§ **Given instruction**
Rewrite the records below, replacing every occurrence of "result-value" with "result-number" and leaving everything else unchanged. Omit the pictures from your answer.
======== Data for this exercise
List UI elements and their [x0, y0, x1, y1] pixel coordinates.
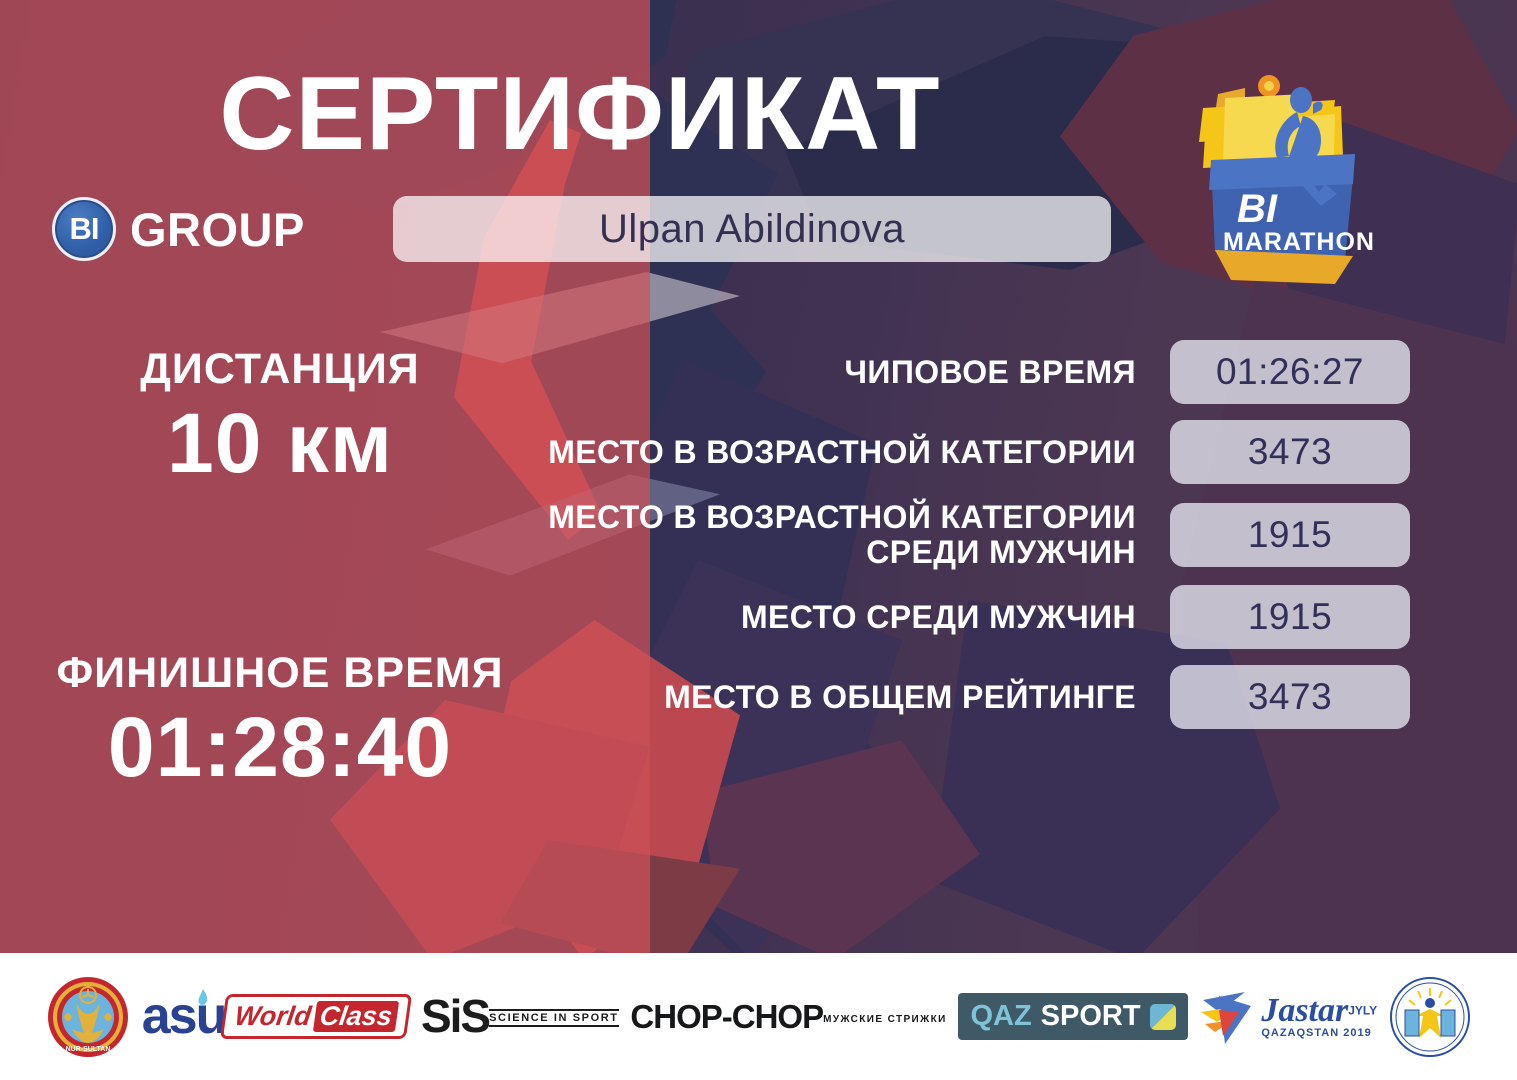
- participant-name: Ulpan Abildinova: [599, 207, 905, 252]
- certificate-canvas: СЕРТИФИКАТ Ulpan Abildinova BI GROUP: [0, 0, 1517, 1080]
- results-list: ЧИПОВОЕ ВРЕМЯ 01:26:27 МЕСТО В ВОЗРАСТНО…: [470, 340, 1410, 745]
- result-value: 3473: [1170, 420, 1410, 484]
- jyly-label: JYLY: [1348, 1004, 1377, 1018]
- bi-group-label: GROUP: [130, 202, 305, 257]
- sport-label: SPORT: [1041, 1000, 1141, 1033]
- distance-value: 10 км: [40, 396, 520, 490]
- qaz-label: QAZ: [970, 1000, 1031, 1033]
- bi-marathon-logo: BI MARATHON: [1185, 64, 1385, 302]
- qazaqstan-label: QAZAQSTAN 2019: [1261, 1028, 1377, 1039]
- jastar-bird-icon: [1199, 986, 1255, 1048]
- finish-time-value: 01:28:40: [40, 700, 520, 794]
- result-label: МЕСТО СРЕДИ МУЖЧИН: [470, 600, 1170, 635]
- asu-label: asu: [142, 992, 226, 1041]
- asu-logo: asu: [142, 992, 212, 1041]
- result-row: МЕСТО В ВОЗРАСТНОЙ КАТЕГОРИИ 3473: [470, 420, 1410, 484]
- nur-sultan-label: NUR-SULTAN: [66, 1046, 111, 1053]
- result-row: МЕСТО СРЕДИ МУЖЧИН 1915: [470, 585, 1410, 649]
- distance-block: ДИСТАНЦИЯ 10 км: [40, 346, 520, 491]
- result-value: 1915: [1170, 585, 1410, 649]
- result-label: МЕСТО В ВОЗРАСТНОЙ КАТЕГОРИИ: [470, 435, 1170, 470]
- result-row: ЧИПОВОЕ ВРЕМЯ 01:26:27: [470, 340, 1410, 404]
- result-row: МЕСТО В ОБЩЕМ РЕЙТИНГЕ 3473: [470, 665, 1410, 729]
- bi-mark-label: BI: [70, 211, 99, 247]
- ministry-seal-icon: [1389, 976, 1471, 1058]
- distance-label: ДИСТАНЦИЯ: [40, 346, 520, 392]
- qazsport-square-icon: [1150, 1004, 1176, 1030]
- result-label: МЕСТО В ОБЩЕМ РЕЙТИНГЕ: [470, 680, 1170, 715]
- marathon-bi-text: BI: [1237, 187, 1278, 231]
- asu-drop-icon: [195, 988, 211, 1010]
- result-label: МЕСТО В ВОЗРАСТНОЙ КАТЕГОРИИ СРЕДИ МУЖЧИ…: [470, 500, 1170, 569]
- marathon-word-text: MARATHON: [1223, 228, 1375, 256]
- finish-time-block: ФИНИШНОЕ ВРЕМЯ 01:28:40: [40, 650, 520, 795]
- sis-sub-label: SCIENCE IN SPORT: [489, 1009, 619, 1027]
- result-value: 3473: [1170, 665, 1410, 729]
- jastar-jyly-logo: JastarJYLY QAZAQSTAN 2019: [1199, 986, 1377, 1048]
- chop-mark-label: CHOP-CHOP: [630, 998, 823, 1036]
- world-class-logo: World Class: [223, 994, 409, 1039]
- sis-mark-label: SiS: [421, 996, 489, 1037]
- bi-circle-icon: BI: [52, 197, 116, 261]
- result-value: 01:26:27: [1170, 340, 1410, 404]
- qazsport-logo: QAZ SPORT: [958, 993, 1187, 1040]
- result-value: 1915: [1170, 503, 1410, 567]
- participant-name-field: Ulpan Abildinova: [393, 196, 1111, 262]
- result-row: МЕСТО В ВОЗРАСТНОЙ КАТЕГОРИИ СРЕДИ МУЖЧИ…: [470, 500, 1410, 569]
- bi-group-logo: BI GROUP: [52, 197, 305, 261]
- finish-time-label: ФИНИШНОЕ ВРЕМЯ: [40, 650, 520, 696]
- world-label: World: [233, 1001, 313, 1032]
- nur-sultan-emblem-icon: NUR-SULTAN: [46, 975, 130, 1059]
- marathon-logo-icon: BI MARATHON: [1185, 64, 1385, 302]
- sis-logo: SiS SCIENCE IN SPORT: [421, 996, 619, 1037]
- chop-sub-label: МУЖСКИЕ СТРИЖКИ: [823, 1014, 947, 1025]
- chop-chop-logo: CHOP-CHOP МУЖСКИЕ СТРИЖКИ: [630, 998, 946, 1036]
- result-label: ЧИПОВОЕ ВРЕМЯ: [470, 355, 1170, 390]
- jastar-label: Jastar: [1261, 992, 1348, 1029]
- class-label: Class: [313, 1001, 399, 1032]
- page-title: СЕРТИФИКАТ: [0, 62, 1160, 166]
- sponsor-footer: NUR-SULTAN asu World Class SiS SCIENCE I…: [0, 953, 1517, 1080]
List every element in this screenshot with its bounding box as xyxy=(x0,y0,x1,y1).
================
§ **Answer to this problem**
List UI elements and their [x0, y0, x1, y1] pixel coordinates.
- participant-name: Ulpan Abildinova: [599, 207, 905, 252]
- certificate-canvas: СЕРТИФИКАТ Ulpan Abildinova BI GROUP: [0, 0, 1517, 1080]
- results-list: ЧИПОВОЕ ВРЕМЯ 01:26:27 МЕСТО В ВОЗРАСТНО…: [470, 340, 1410, 745]
- result-number: 3473: [1170, 420, 1410, 484]
- jyly-label: JYLY: [1348, 1004, 1377, 1018]
- bi-group-label: GROUP: [130, 202, 305, 257]
- sport-label: SPORT: [1041, 1000, 1141, 1033]
- distance-value: 10 км: [40, 396, 520, 490]
- qaz-label: QAZ: [970, 1000, 1031, 1033]
- bi-marathon-logo: BI MARATHON: [1185, 64, 1385, 302]
- qazaqstan-label: QAZAQSTAN 2019: [1261, 1028, 1377, 1039]
- jastar-bird-icon: [1199, 986, 1255, 1048]
- finish-time-value: 01:28:40: [40, 700, 520, 794]
- result-label: МЕСТО СРЕДИ МУЖЧИН: [470, 600, 1170, 635]
- asu-label: asu: [142, 992, 226, 1041]
- asu-logo: asu: [142, 992, 212, 1041]
- result-row: МЕСТО В ВОЗРАСТНОЙ КАТЕГОРИИ 3473: [470, 420, 1410, 484]
- nur-sultan-label: NUR-SULTAN: [66, 1046, 111, 1053]
- result-row: МЕСТО СРЕДИ МУЖЧИН 1915: [470, 585, 1410, 649]
- distance-block: ДИСТАНЦИЯ 10 км: [40, 346, 520, 491]
- result-number: 1915: [1170, 585, 1410, 649]
- result-label: МЕСТО В ВОЗРАСТНОЙ КАТЕГОРИИ: [470, 435, 1170, 470]
- result-row: ЧИПОВОЕ ВРЕМЯ 01:26:27: [470, 340, 1410, 404]
- result-row: МЕСТО В ОБЩЕМ РЕЙТИНГЕ 3473: [470, 665, 1410, 729]
- bi-mark-label: BI: [70, 211, 99, 247]
- ministry-seal-icon: [1389, 976, 1471, 1058]
- distance-label: ДИСТАНЦИЯ: [40, 346, 520, 392]
- qazsport-square-icon: [1150, 1004, 1176, 1030]
- result-label: МЕСТО В ОБЩЕМ РЕЙТИНГЕ: [470, 680, 1170, 715]
- marathon-bi-text: BI: [1237, 187, 1278, 231]
- asu-drop-icon: [195, 988, 211, 1010]
- result-label: МЕСТО В ВОЗРАСТНОЙ КАТЕГОРИИ СРЕДИ МУЖЧИ…: [470, 500, 1170, 569]
- marathon-word-text: MARATHON: [1223, 228, 1375, 256]
- finish-time-block: ФИНИШНОЕ ВРЕМЯ 01:28:40: [40, 650, 520, 795]
- sis-sub-label: SCIENCE IN SPORT: [489, 1009, 619, 1027]
- result-number: 3473: [1170, 665, 1410, 729]
- jastar-jyly-logo: JastarJYLY QAZAQSTAN 2019: [1199, 986, 1377, 1048]
- chop-mark-label: CHOP-CHOP: [630, 998, 823, 1036]
- world-class-logo: World Class: [223, 994, 409, 1039]
- sis-mark-label: SiS: [421, 996, 489, 1037]
- bi-circle-icon: BI: [52, 197, 116, 261]
- result-number: 01:26:27: [1170, 340, 1410, 404]
- qazsport-logo: QAZ SPORT: [958, 993, 1187, 1040]
- result-number: 1915: [1170, 503, 1410, 567]
- participant-name-field: Ulpan Abildinova: [393, 196, 1111, 262]
- result-row: МЕСТО В ВОЗРАСТНОЙ КАТЕГОРИИ СРЕДИ МУЖЧИ…: [470, 500, 1410, 569]
- bi-group-logo: BI GROUP: [52, 197, 305, 261]
- finish-time-label: ФИНИШНОЕ ВРЕМЯ: [40, 650, 520, 696]
- world-label: World: [233, 1001, 313, 1032]
- nur-sultan-emblem-icon: NUR-SULTAN: [46, 975, 130, 1059]
- marathon-logo-icon: BI MARATHON: [1185, 64, 1385, 302]
- sis-logo: SiS SCIENCE IN SPORT: [421, 996, 619, 1037]
- chop-sub-label: МУЖСКИЕ СТРИЖКИ: [823, 1014, 947, 1025]
- chop-chop-logo: CHOP-CHOP МУЖСКИЕ СТРИЖКИ: [630, 998, 946, 1036]
- result-label: ЧИПОВОЕ ВРЕМЯ: [470, 355, 1170, 390]
- jastar-label: Jastar: [1261, 992, 1348, 1029]
- class-label: Class: [313, 1001, 399, 1032]
- page-title: СЕРТИФИКАТ: [0, 62, 1160, 166]
- sponsor-footer: NUR-SULTAN asu World Class SiS SCIENCE I…: [0, 953, 1517, 1080]
List every element in this screenshot with its bounding box as xyxy=(x0,y0,x1,y1).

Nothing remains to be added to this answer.